-- Aim --
Locate the lines that hold the string "value". Copy every such line.

— start of Given records —

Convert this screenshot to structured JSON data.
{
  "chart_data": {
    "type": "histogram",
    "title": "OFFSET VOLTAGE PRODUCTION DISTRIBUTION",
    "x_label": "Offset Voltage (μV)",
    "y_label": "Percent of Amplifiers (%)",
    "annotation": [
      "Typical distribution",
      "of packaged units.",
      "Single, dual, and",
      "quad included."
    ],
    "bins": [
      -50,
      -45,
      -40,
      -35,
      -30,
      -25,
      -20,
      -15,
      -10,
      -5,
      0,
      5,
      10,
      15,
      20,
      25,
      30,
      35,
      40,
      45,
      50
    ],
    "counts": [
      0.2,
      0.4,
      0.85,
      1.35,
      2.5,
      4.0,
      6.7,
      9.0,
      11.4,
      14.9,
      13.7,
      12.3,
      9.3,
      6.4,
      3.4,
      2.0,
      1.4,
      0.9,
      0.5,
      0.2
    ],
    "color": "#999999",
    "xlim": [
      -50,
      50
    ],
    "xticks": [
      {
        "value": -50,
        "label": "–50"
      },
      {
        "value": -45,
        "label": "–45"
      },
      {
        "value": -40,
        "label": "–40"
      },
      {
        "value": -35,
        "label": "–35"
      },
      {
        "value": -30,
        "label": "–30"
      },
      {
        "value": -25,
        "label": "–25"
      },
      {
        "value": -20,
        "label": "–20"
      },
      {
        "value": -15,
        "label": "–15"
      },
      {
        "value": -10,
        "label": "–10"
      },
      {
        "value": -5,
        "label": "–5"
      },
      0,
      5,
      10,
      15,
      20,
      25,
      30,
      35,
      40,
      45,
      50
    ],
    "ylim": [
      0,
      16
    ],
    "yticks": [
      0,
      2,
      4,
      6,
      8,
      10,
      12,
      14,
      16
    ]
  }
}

— end of Given records —

-- Exercise solution --
        "value": -50,
        "value": -45,
        "value": -40,
        "value": -35,
        "value": -30,
        "value": -25,
        "value": -20,
        "value": -15,
        "value": -10,
        "value": -5,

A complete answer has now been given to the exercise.